══ RAW RECORDS ══

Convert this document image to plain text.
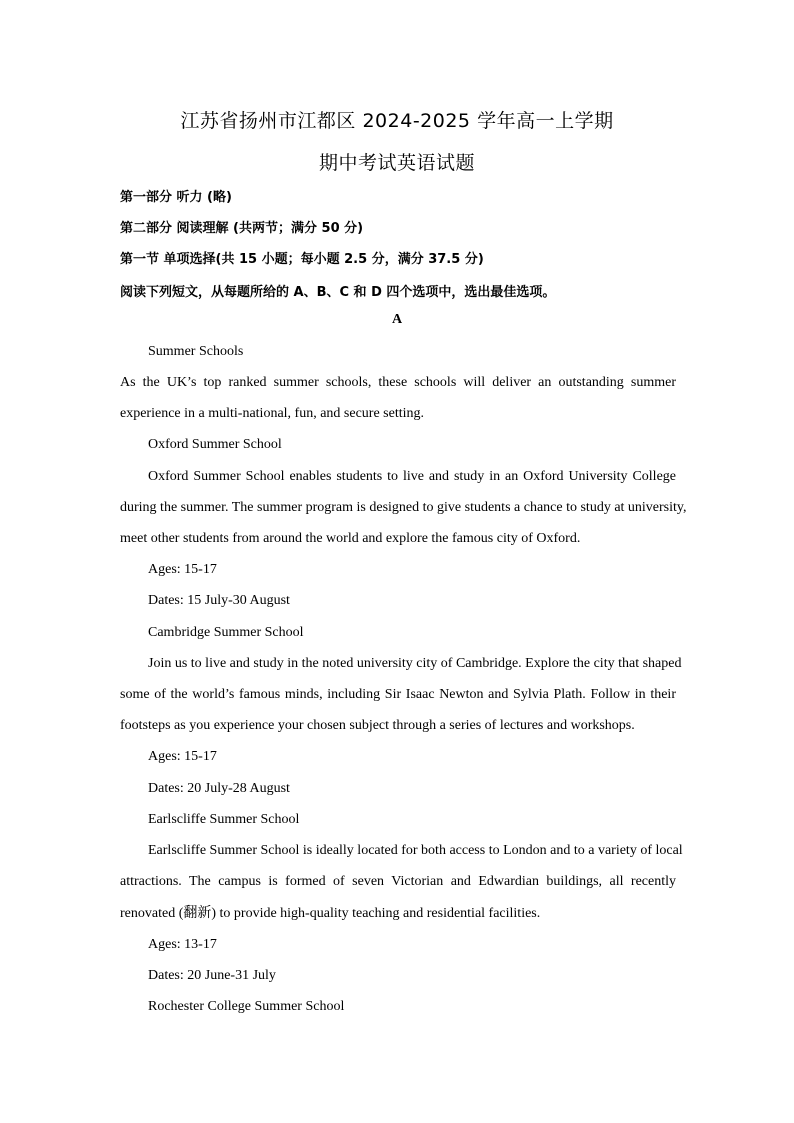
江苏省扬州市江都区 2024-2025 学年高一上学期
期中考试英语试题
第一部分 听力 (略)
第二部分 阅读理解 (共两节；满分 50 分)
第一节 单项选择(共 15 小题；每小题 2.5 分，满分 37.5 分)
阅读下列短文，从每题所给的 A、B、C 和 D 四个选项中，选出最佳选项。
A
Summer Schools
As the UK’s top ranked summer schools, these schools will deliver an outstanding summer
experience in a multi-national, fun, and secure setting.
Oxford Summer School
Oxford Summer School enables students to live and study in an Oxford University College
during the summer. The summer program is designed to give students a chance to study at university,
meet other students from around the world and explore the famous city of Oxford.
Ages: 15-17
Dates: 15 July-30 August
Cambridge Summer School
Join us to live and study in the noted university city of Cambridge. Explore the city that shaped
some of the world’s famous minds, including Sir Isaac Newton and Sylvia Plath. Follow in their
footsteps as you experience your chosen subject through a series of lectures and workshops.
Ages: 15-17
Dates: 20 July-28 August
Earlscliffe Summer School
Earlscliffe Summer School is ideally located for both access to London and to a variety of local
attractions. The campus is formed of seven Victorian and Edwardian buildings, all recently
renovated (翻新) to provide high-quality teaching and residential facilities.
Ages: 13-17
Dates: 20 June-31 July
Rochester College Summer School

═══

WHAT IS NEEDED -> Omit every image. Quote each record exactly.

RESULT FOR THIS TASK ->
Convert this document image to plain text.
江苏省扬州市江都区 2024-2025 学年高一上学期
期中考试英语试题
第一部分 听力 (略)
第二部分 阅读理解 (共两节；满分 50 分)
第一节 单项选择(共 15 小题；每小题 2.5 分，满分 37.5 分)
阅读下列短文，从每题所给的 A、B、C 和 D 四个选项中，选出最佳选项。
A
Summer Schools
As the UK’s top ranked summer schools, these schools will deliver an outstanding summer
experience in a multi-national, fun, and secure setting.
Oxford Summer School
Oxford Summer School enables students to live and study in an Oxford University College
during the summer. The summer program is designed to give students a chance to study at university,
meet other students from around the world and explore the famous city of Oxford.
Ages: 15-17
Dates: 15 July-30 August
Cambridge Summer School
Join us to live and study in the noted university city of Cambridge. Explore the city that shaped
some of the world’s famous minds, including Sir Isaac Newton and Sylvia Plath. Follow in their
footsteps as you experience your chosen subject through a series of lectures and workshops.
Ages: 15-17
Dates: 20 July-28 August
Earlscliffe Summer School
Earlscliffe Summer School is ideally located for both access to London and to a variety of local
attractions. The campus is formed of seven Victorian and Edwardian buildings, all recently
renovated (翻新) to provide high-quality teaching and residential facilities.
Ages: 13-17
Dates: 20 June-31 July
Rochester College Summer School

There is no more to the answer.